(Stored data)
::::::::
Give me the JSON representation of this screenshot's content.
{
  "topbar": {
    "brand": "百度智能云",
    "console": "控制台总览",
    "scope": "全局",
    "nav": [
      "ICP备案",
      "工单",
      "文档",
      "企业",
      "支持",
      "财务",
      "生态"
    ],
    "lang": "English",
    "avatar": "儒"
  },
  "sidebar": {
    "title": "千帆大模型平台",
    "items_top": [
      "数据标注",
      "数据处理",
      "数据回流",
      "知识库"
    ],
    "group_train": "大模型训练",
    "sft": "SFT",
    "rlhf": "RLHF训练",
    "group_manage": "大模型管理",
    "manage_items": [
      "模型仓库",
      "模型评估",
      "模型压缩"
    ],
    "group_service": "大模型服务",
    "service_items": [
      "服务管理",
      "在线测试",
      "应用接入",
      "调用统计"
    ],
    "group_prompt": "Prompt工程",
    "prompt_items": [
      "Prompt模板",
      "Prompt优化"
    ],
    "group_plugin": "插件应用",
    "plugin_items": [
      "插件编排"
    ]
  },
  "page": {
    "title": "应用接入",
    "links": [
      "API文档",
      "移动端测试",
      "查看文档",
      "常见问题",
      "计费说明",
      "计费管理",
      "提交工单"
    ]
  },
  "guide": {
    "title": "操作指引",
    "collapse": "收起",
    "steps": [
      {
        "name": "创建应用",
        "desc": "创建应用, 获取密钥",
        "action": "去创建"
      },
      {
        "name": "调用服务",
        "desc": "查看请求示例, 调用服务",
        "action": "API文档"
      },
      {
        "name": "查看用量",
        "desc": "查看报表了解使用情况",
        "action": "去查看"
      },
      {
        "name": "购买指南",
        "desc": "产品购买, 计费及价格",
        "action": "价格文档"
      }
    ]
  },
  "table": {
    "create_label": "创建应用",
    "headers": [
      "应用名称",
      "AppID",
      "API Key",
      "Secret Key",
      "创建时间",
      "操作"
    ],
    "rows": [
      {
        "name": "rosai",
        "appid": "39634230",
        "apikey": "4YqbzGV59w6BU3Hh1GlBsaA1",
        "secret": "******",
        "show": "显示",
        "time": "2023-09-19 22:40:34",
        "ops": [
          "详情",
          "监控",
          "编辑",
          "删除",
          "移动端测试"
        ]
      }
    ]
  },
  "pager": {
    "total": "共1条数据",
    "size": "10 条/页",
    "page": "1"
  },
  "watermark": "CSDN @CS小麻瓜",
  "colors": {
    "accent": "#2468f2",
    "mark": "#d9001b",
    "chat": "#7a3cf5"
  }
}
::::::::
§ **Exercise description**: Transcribe the full listing above without leaving anything out.

§ **Completed exercise**:
Give me the JSON representation of this screenshot's content.
{
  "topbar": {
    "brand": "百度智能云",
    "console": "控制台总览",
    "scope": "全局",
    "nav": [
      "ICP备案",
      "工单",
      "文档",
      "企业",
      "支持",
      "财务",
      "生态"
    ],
    "lang": "English",
    "avatar": "儒"
  },
  "sidebar": {
    "title": "千帆大模型平台",
    "items_top": [
      "数据标注",
      "数据处理",
      "数据回流",
      "知识库"
    ],
    "group_train": "大模型训练",
    "sft": "SFT",
    "rlhf": "RLHF训练",
    "group_manage": "大模型管理",
    "manage_items": [
      "模型仓库",
      "模型评估",
      "模型压缩"
    ],
    "group_service": "大模型服务",
    "service_items": [
      "服务管理",
      "在线测试",
      "应用接入",
      "调用统计"
    ],
    "group_prompt": "Prompt工程",
    "prompt_items": [
      "Prompt模板",
      "Prompt优化"
    ],
    "group_plugin": "插件应用",
    "plugin_items": [
      "插件编排"
    ]
  },
  "page": {
    "title": "应用接入",
    "links": [
      "API文档",
      "移动端测试",
      "查看文档",
      "常见问题",
      "计费说明",
      "计费管理",
      "提交工单"
    ]
  },
  "guide": {
    "title": "操作指引",
    "collapse": "收起",
    "steps": [
      {
        "name": "创建应用",
        "desc": "创建应用, 获取密钥",
        "action": "去创建"
      },
      {
        "name": "调用服务",
        "desc": "查看请求示例, 调用服务",
        "action": "API文档"
      },
      {
        "name": "查看用量",
        "desc": "查看报表了解使用情况",
        "action": "去查看"
      },
      {
        "name": "购买指南",
        "desc": "产品购买, 计费及价格",
        "action": "价格文档"
      }
    ]
  },
  "table": {
    "create_label": "创建应用",
    "headers": [
      "应用名称",
      "AppID",
      "API Key",
      "Secret Key",
      "创建时间",
      "操作"
    ],
    "rows": [
      {
        "name": "rosai",
        "appid": "39634230",
        "apikey": "4YqbzGV59w6BU3Hh1GlBsaA1",
        "secret": "******",
        "show": "显示",
        "time": "2023-09-19 22:40:34",
        "ops": [
          "详情",
          "监控",
          "编辑",
          "删除",
          "移动端测试"
        ]
      }
    ]
  },
  "pager": {
    "total": "共1条数据",
    "size": "10 条/页",
    "page": "1"
  },
  "watermark": "CSDN @CS小麻瓜",
  "colors": {
    "accent": "#2468f2",
    "mark": "#d9001b",
    "chat": "#7a3cf5"
  }
}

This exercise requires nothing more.